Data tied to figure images
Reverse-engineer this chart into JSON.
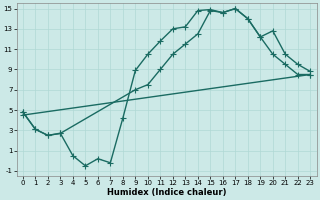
{
  "xlabel": "Humidex (Indice chaleur)",
  "bg_color": "#cce9e7",
  "line_color": "#1a6b62",
  "grid_color": "#b0d8d5",
  "xlim": [
    -0.5,
    23.5
  ],
  "ylim": [
    -1.5,
    15.5
  ],
  "yticks": [
    -1,
    1,
    3,
    5,
    7,
    9,
    11,
    13,
    15
  ],
  "xticks": [
    0,
    1,
    2,
    3,
    4,
    5,
    6,
    7,
    8,
    9,
    10,
    11,
    12,
    13,
    14,
    15,
    16,
    17,
    18,
    19,
    20,
    21,
    22,
    23
  ],
  "line1_x": [
    0,
    1,
    2,
    3,
    4,
    5,
    6,
    7,
    8,
    9,
    10,
    11,
    12,
    13,
    14,
    15,
    16,
    17,
    18,
    19,
    20,
    21,
    22,
    23
  ],
  "line1_y": [
    4.8,
    3.1,
    2.5,
    2.7,
    0.5,
    -0.5,
    0.2,
    -0.2,
    4.2,
    8.9,
    10.5,
    11.8,
    13.0,
    13.2,
    14.8,
    14.9,
    14.6,
    15.0,
    14.0,
    12.2,
    10.5,
    9.5,
    8.5,
    8.5
  ],
  "line2_x": [
    0,
    1,
    2,
    3,
    9,
    10,
    11,
    12,
    13,
    14,
    15,
    16,
    17,
    18,
    19,
    20,
    21,
    22,
    23
  ],
  "line2_y": [
    4.8,
    3.1,
    2.5,
    2.7,
    7.0,
    7.5,
    9.0,
    10.5,
    11.5,
    12.5,
    14.8,
    14.6,
    15.0,
    14.0,
    12.2,
    12.8,
    10.5,
    9.5,
    8.8
  ],
  "line3_x": [
    0,
    23
  ],
  "line3_y": [
    4.5,
    8.5
  ],
  "markersize": 2.5,
  "linewidth": 1.0,
  "xlabel_fontsize": 6,
  "tick_fontsize": 5
}
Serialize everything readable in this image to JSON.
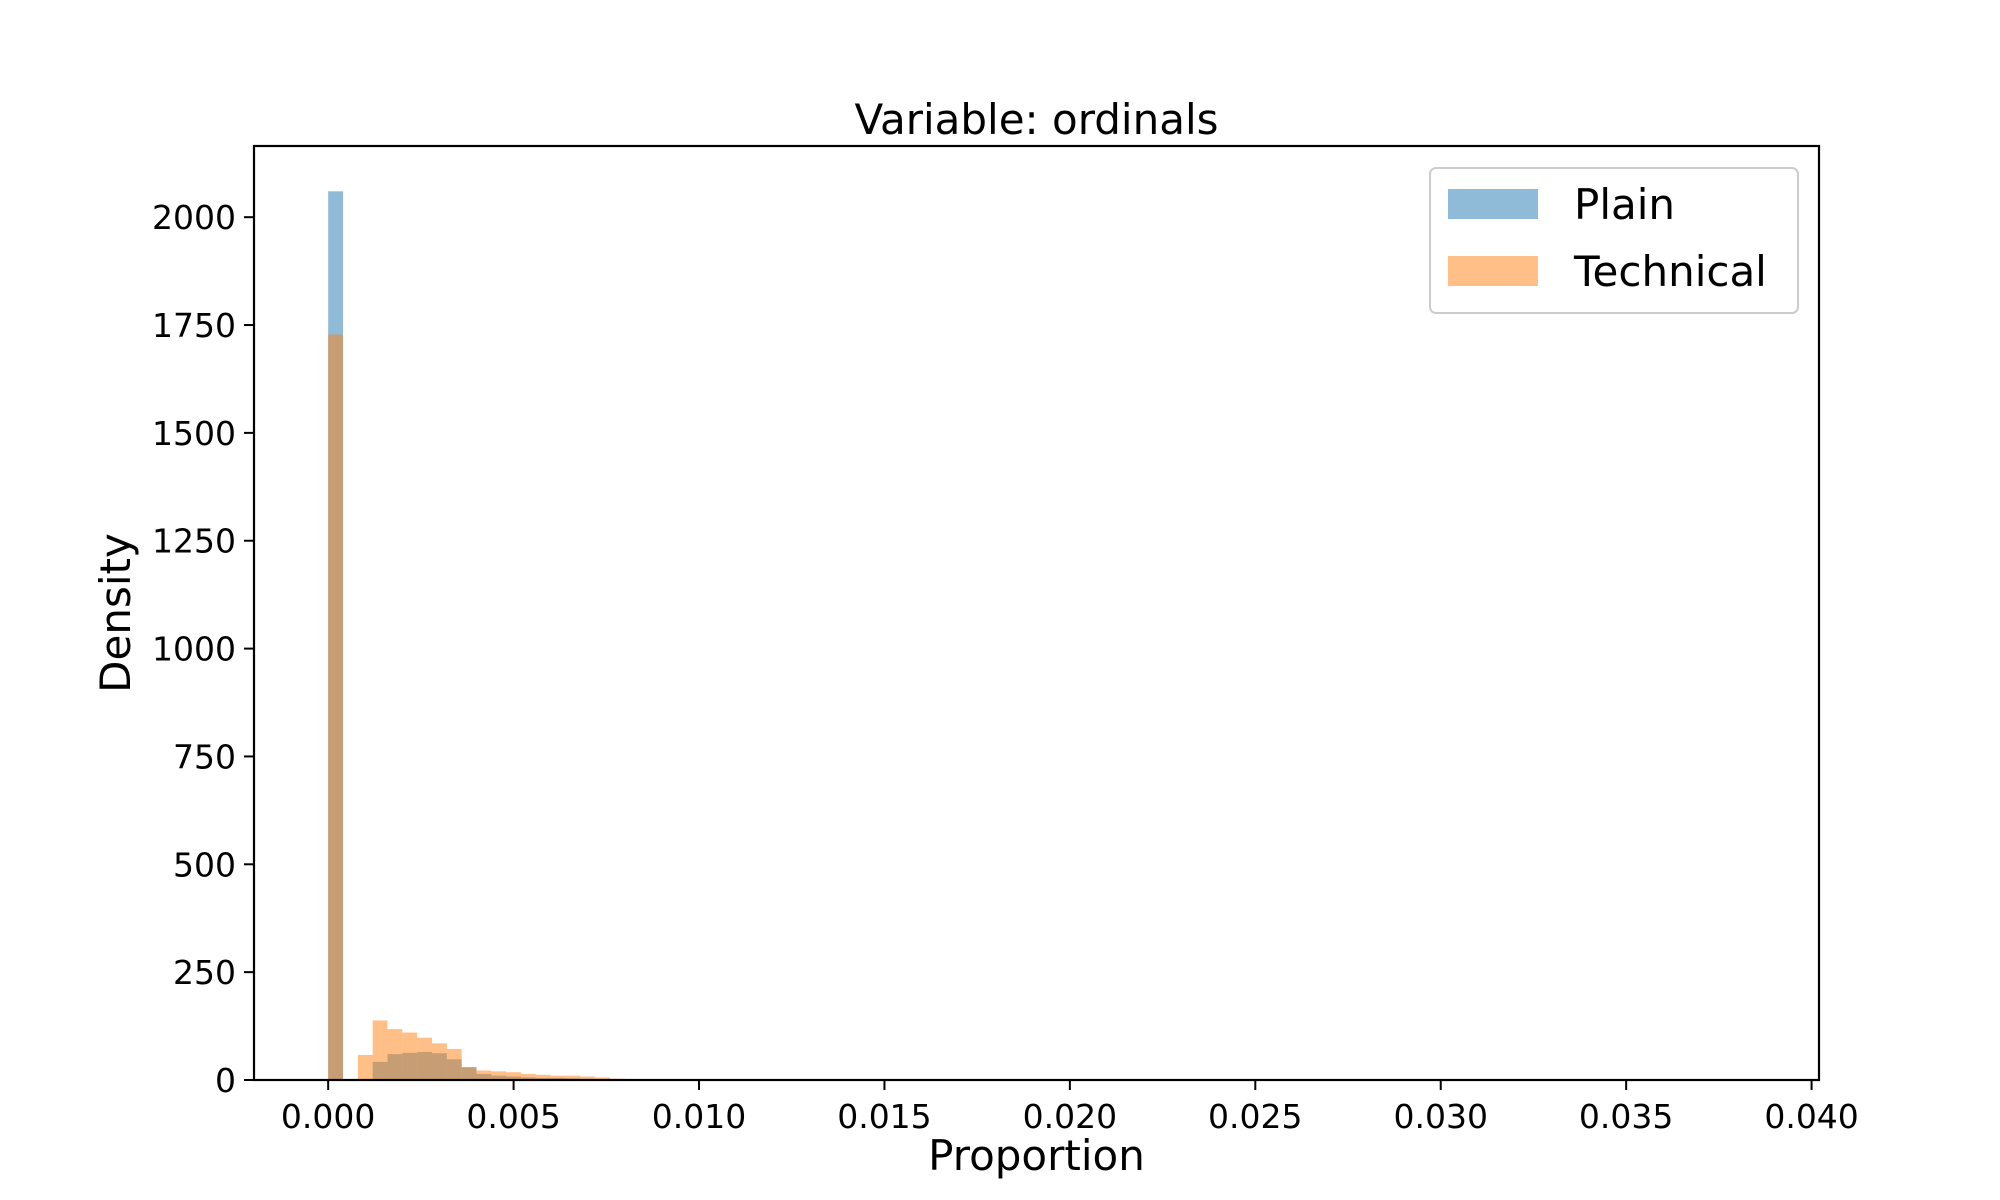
{
  "chart_data": {
    "type": "histogram",
    "title": "Variable: ordinals",
    "xlabel": "Proportion",
    "ylabel": "Density",
    "xlim": [
      -0.002,
      0.0402
    ],
    "ylim": [
      0,
      2165
    ],
    "xticks": [
      0.0,
      0.005,
      0.01,
      0.015,
      0.02,
      0.025,
      0.03,
      0.035,
      0.04
    ],
    "xtick_labels": [
      "0.000",
      "0.005",
      "0.010",
      "0.015",
      "0.020",
      "0.025",
      "0.030",
      "0.035",
      "0.040"
    ],
    "yticks": [
      0,
      250,
      500,
      750,
      1000,
      1250,
      1500,
      1750,
      2000
    ],
    "ytick_labels": [
      "0",
      "250",
      "500",
      "750",
      "1000",
      "1250",
      "1500",
      "1750",
      "2000"
    ],
    "grid": false,
    "legend_position": "top-right",
    "bin_width": 0.0004,
    "series": [
      {
        "name": "Plain",
        "color": "#1f77b4",
        "alpha": 0.5,
        "bins": [
          {
            "x0": 0.0,
            "density": 2060
          },
          {
            "x0": 0.0012,
            "density": 42
          },
          {
            "x0": 0.0016,
            "density": 60
          },
          {
            "x0": 0.002,
            "density": 63
          },
          {
            "x0": 0.0024,
            "density": 65
          },
          {
            "x0": 0.0028,
            "density": 62
          },
          {
            "x0": 0.0032,
            "density": 48
          },
          {
            "x0": 0.0036,
            "density": 30
          },
          {
            "x0": 0.004,
            "density": 14
          },
          {
            "x0": 0.0044,
            "density": 10
          },
          {
            "x0": 0.0048,
            "density": 8
          },
          {
            "x0": 0.0052,
            "density": 6
          },
          {
            "x0": 0.0056,
            "density": 5
          },
          {
            "x0": 0.006,
            "density": 5
          },
          {
            "x0": 0.0064,
            "density": 4
          },
          {
            "x0": 0.0068,
            "density": 3
          },
          {
            "x0": 0.0072,
            "density": 2
          },
          {
            "x0": 0.0076,
            "density": 1
          }
        ]
      },
      {
        "name": "Technical",
        "color": "#ff7f0e",
        "alpha": 0.5,
        "bins": [
          {
            "x0": 0.0,
            "density": 1728
          },
          {
            "x0": 0.0008,
            "density": 58
          },
          {
            "x0": 0.0012,
            "density": 138
          },
          {
            "x0": 0.0016,
            "density": 118
          },
          {
            "x0": 0.002,
            "density": 110
          },
          {
            "x0": 0.0024,
            "density": 98
          },
          {
            "x0": 0.0028,
            "density": 85
          },
          {
            "x0": 0.0032,
            "density": 72
          },
          {
            "x0": 0.0036,
            "density": 28
          },
          {
            "x0": 0.004,
            "density": 22
          },
          {
            "x0": 0.0044,
            "density": 20
          },
          {
            "x0": 0.0048,
            "density": 18
          },
          {
            "x0": 0.0052,
            "density": 14
          },
          {
            "x0": 0.0056,
            "density": 12
          },
          {
            "x0": 0.006,
            "density": 10
          },
          {
            "x0": 0.0064,
            "density": 10
          },
          {
            "x0": 0.0068,
            "density": 8
          },
          {
            "x0": 0.0072,
            "density": 6
          },
          {
            "x0": 0.0076,
            "density": 3
          }
        ]
      }
    ]
  }
}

Request
Transcribe all the lines above exactly, apart from the pictures.

Worked solution
Reverse-engineer this chart into JSON.
{
  "xlabel": "Humidex (Indice chaleur)",
  "bg_color": "#cce9e7",
  "line_color": "#1a6b62",
  "grid_color": "#b0d8d5",
  "xlim": [
    -0.5,
    23.5
  ],
  "ylim": [
    -1.5,
    15.5
  ],
  "yticks": [
    -1,
    1,
    3,
    5,
    7,
    9,
    11,
    13,
    15
  ],
  "xticks": [
    0,
    1,
    2,
    3,
    4,
    5,
    6,
    7,
    8,
    9,
    10,
    11,
    12,
    13,
    14,
    15,
    16,
    17,
    18,
    19,
    20,
    21,
    22,
    23
  ],
  "line1_x": [
    0,
    1,
    2,
    3,
    4,
    5,
    6,
    7,
    8,
    9,
    10,
    11,
    12,
    13,
    14,
    15,
    16,
    17,
    18,
    19,
    20,
    21,
    22,
    23
  ],
  "line1_y": [
    4.8,
    3.1,
    2.5,
    2.7,
    0.5,
    -0.5,
    0.2,
    -0.2,
    4.2,
    8.9,
    10.5,
    11.8,
    13.0,
    13.2,
    14.8,
    14.9,
    14.6,
    15.0,
    14.0,
    12.2,
    10.5,
    9.5,
    8.5,
    8.5
  ],
  "line2_x": [
    0,
    1,
    2,
    3,
    9,
    10,
    11,
    12,
    13,
    14,
    15,
    16,
    17,
    18,
    19,
    20,
    21,
    22,
    23
  ],
  "line2_y": [
    4.8,
    3.1,
    2.5,
    2.7,
    7.0,
    7.5,
    9.0,
    10.5,
    11.5,
    12.5,
    14.8,
    14.6,
    15.0,
    14.0,
    12.2,
    12.8,
    10.5,
    9.5,
    8.8
  ],
  "line3_x": [
    0,
    23
  ],
  "line3_y": [
    4.5,
    8.5
  ],
  "markersize": 2.5,
  "linewidth": 1.0,
  "xlabel_fontsize": 6,
  "tick_fontsize": 5
}
Serialize everything readable in this image to JSON.
{
  "chart_data": {
    "type": "histogram",
    "title": "Variable: ordinals",
    "xlabel": "Proportion",
    "ylabel": "Density",
    "xlim": [
      -0.002,
      0.0402
    ],
    "ylim": [
      0,
      2165
    ],
    "xticks": [
      0.0,
      0.005,
      0.01,
      0.015,
      0.02,
      0.025,
      0.03,
      0.035,
      0.04
    ],
    "xtick_labels": [
      "0.000",
      "0.005",
      "0.010",
      "0.015",
      "0.020",
      "0.025",
      "0.030",
      "0.035",
      "0.040"
    ],
    "yticks": [
      0,
      250,
      500,
      750,
      1000,
      1250,
      1500,
      1750,
      2000
    ],
    "ytick_labels": [
      "0",
      "250",
      "500",
      "750",
      "1000",
      "1250",
      "1500",
      "1750",
      "2000"
    ],
    "grid": false,
    "legend_position": "top-right",
    "bin_width": 0.0004,
    "series": [
      {
        "name": "Plain",
        "color": "#1f77b4",
        "alpha": 0.5,
        "bins": [
          {
            "x0": 0.0,
            "density": 2060
          },
          {
            "x0": 0.0012,
            "density": 42
          },
          {
            "x0": 0.0016,
            "density": 60
          },
          {
            "x0": 0.002,
            "density": 63
          },
          {
            "x0": 0.0024,
            "density": 65
          },
          {
            "x0": 0.0028,
            "density": 62
          },
          {
            "x0": 0.0032,
            "density": 48
          },
          {
            "x0": 0.0036,
            "density": 30
          },
          {
            "x0": 0.004,
            "density": 14
          },
          {
            "x0": 0.0044,
            "density": 10
          },
          {
            "x0": 0.0048,
            "density": 8
          },
          {
            "x0": 0.0052,
            "density": 6
          },
          {
            "x0": 0.0056,
            "density": 5
          },
          {
            "x0": 0.006,
            "density": 5
          },
          {
            "x0": 0.0064,
            "density": 4
          },
          {
            "x0": 0.0068,
            "density": 3
          },
          {
            "x0": 0.0072,
            "density": 2
          },
          {
            "x0": 0.0076,
            "density": 1
          }
        ]
      },
      {
        "name": "Technical",
        "color": "#ff7f0e",
        "alpha": 0.5,
        "bins": [
          {
            "x0": 0.0,
            "density": 1728
          },
          {
            "x0": 0.0008,
            "density": 58
          },
          {
            "x0": 0.0012,
            "density": 138
          },
          {
            "x0": 0.0016,
            "density": 118
          },
          {
            "x0": 0.002,
            "density": 110
          },
          {
            "x0": 0.0024,
            "density": 98
          },
          {
            "x0": 0.0028,
            "density": 85
          },
          {
            "x0": 0.0032,
            "density": 72
          },
          {
            "x0": 0.0036,
            "density": 28
          },
          {
            "x0": 0.004,
            "density": 22
          },
          {
            "x0": 0.0044,
            "density": 20
          },
          {
            "x0": 0.0048,
            "density": 18
          },
          {
            "x0": 0.0052,
            "density": 14
          },
          {
            "x0": 0.0056,
            "density": 12
          },
          {
            "x0": 0.006,
            "density": 10
          },
          {
            "x0": 0.0064,
            "density": 10
          },
          {
            "x0": 0.0068,
            "density": 8
          },
          {
            "x0": 0.0072,
            "density": 6
          },
          {
            "x0": 0.0076,
            "density": 3
          }
        ]
      }
    ]
  }
}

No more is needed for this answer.